* start *

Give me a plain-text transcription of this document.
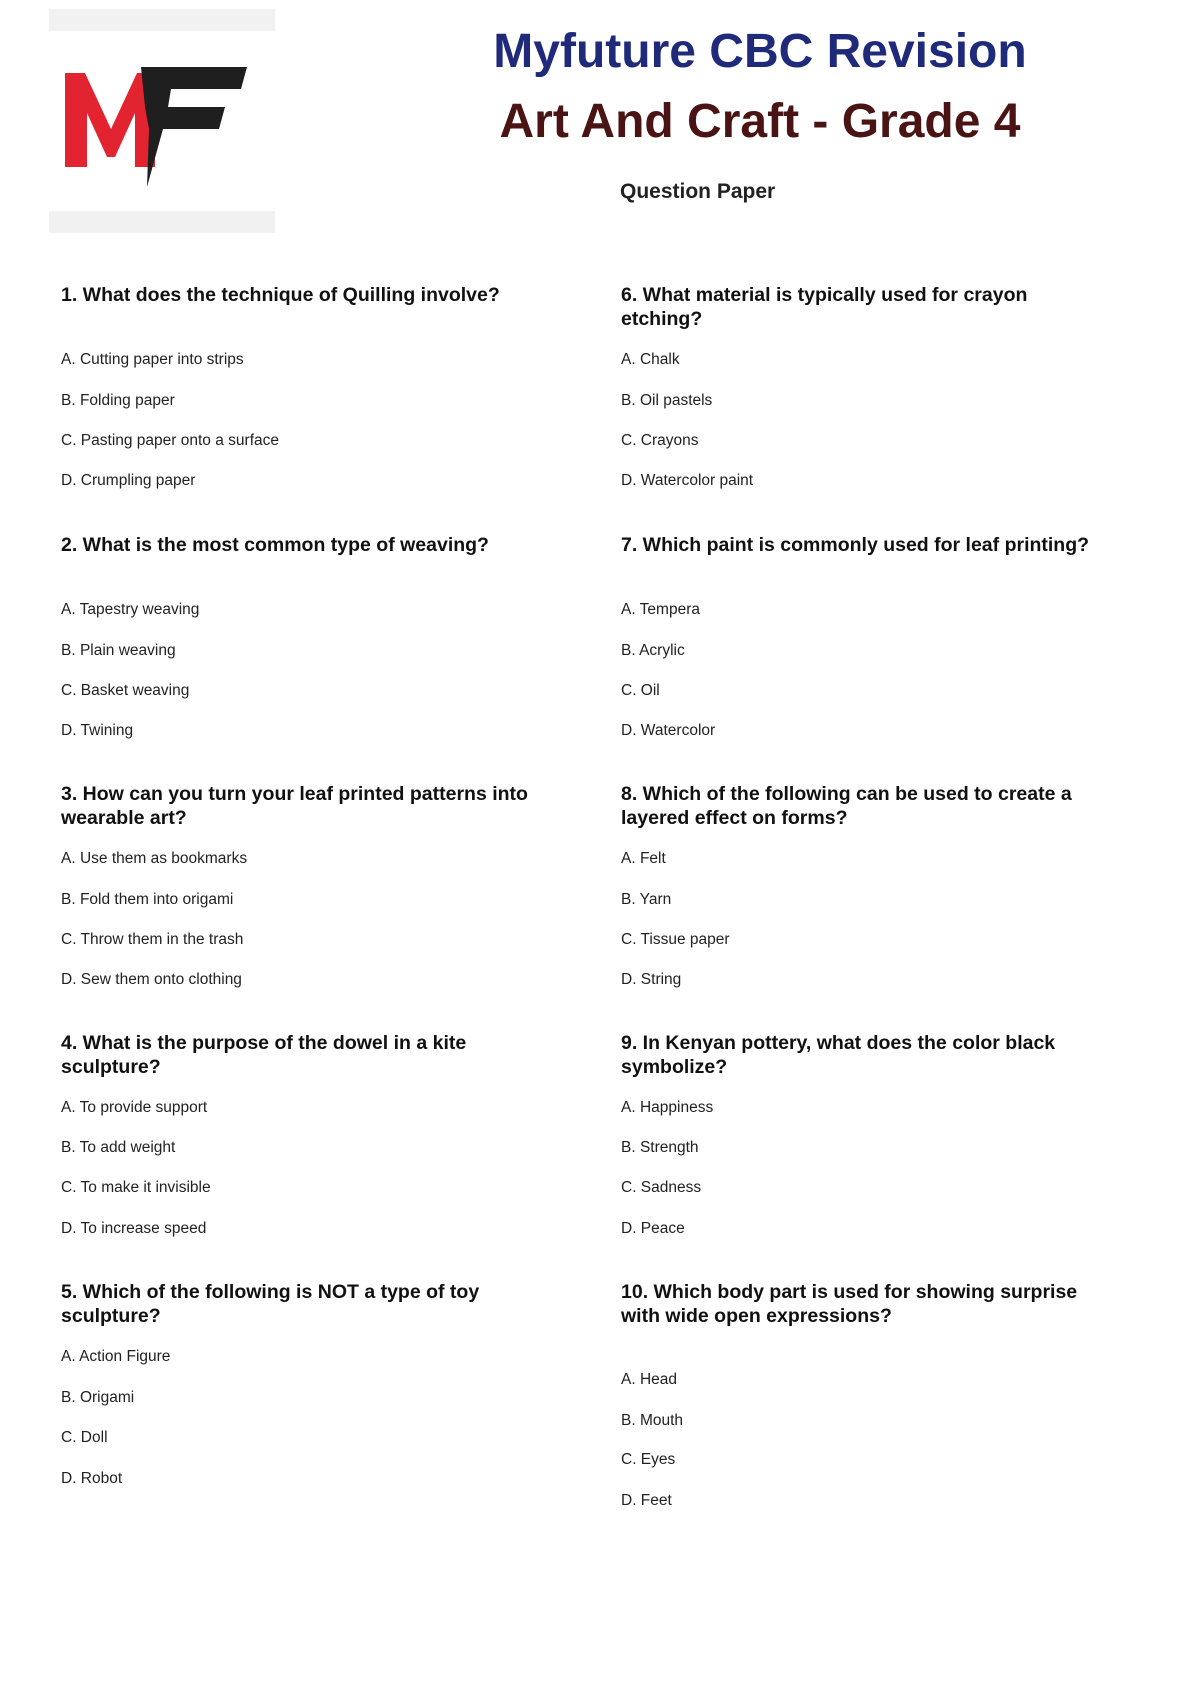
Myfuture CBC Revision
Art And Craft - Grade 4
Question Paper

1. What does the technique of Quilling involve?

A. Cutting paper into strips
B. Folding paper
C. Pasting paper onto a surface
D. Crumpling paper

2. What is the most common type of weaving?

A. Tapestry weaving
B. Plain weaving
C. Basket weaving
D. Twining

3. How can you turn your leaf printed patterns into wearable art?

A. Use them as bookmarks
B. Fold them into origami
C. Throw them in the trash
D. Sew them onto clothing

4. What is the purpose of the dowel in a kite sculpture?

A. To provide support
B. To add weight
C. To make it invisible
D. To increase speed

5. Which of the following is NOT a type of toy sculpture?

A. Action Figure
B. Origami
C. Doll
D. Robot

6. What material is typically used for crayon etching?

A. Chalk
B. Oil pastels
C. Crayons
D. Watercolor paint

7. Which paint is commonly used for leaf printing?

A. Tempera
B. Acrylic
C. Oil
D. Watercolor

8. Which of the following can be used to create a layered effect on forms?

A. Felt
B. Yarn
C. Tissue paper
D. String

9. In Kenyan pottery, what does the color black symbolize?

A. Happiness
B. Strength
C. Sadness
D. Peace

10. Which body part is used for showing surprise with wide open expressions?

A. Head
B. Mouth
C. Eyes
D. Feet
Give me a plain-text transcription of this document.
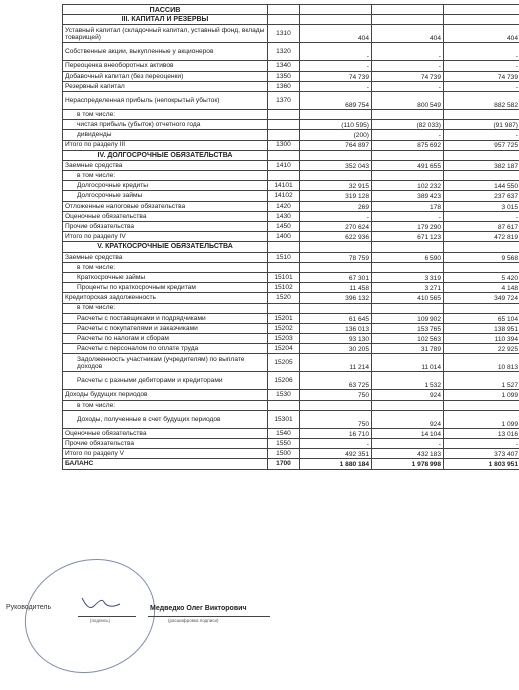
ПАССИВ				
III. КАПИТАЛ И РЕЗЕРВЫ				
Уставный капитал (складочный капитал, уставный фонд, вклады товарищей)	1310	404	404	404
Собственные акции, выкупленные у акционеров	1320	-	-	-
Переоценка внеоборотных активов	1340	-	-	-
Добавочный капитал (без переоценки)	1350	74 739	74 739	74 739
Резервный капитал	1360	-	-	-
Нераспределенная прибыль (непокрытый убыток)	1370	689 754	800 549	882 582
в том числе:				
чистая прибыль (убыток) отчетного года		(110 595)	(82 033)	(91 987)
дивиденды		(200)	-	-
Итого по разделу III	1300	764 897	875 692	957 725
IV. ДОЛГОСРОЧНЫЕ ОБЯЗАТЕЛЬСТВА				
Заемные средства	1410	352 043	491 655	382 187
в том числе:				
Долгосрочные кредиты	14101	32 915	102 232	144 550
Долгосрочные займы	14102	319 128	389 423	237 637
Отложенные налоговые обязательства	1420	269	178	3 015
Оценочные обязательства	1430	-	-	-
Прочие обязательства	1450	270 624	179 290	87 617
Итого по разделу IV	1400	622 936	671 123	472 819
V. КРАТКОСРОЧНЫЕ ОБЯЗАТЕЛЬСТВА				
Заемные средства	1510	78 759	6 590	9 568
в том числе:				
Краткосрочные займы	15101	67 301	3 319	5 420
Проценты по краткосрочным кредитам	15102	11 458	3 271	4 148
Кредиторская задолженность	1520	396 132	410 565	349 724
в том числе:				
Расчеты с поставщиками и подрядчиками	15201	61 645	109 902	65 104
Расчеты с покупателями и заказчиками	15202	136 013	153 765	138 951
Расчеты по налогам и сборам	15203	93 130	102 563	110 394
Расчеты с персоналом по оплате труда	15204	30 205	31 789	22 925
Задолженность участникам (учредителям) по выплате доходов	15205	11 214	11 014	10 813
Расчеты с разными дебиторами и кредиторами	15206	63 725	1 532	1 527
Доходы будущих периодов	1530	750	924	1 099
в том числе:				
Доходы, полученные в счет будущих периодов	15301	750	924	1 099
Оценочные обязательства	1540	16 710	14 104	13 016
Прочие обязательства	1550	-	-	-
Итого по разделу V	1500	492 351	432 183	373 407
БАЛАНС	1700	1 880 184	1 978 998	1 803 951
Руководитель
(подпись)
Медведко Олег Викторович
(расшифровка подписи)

* end *

__Instructions for the task__. Read the lines above. Gather those in which the string "type" is found.

__Result for this task__.
2. What is the most common type of weaving?
5. Which of the following is NOT a type of toy sculpture?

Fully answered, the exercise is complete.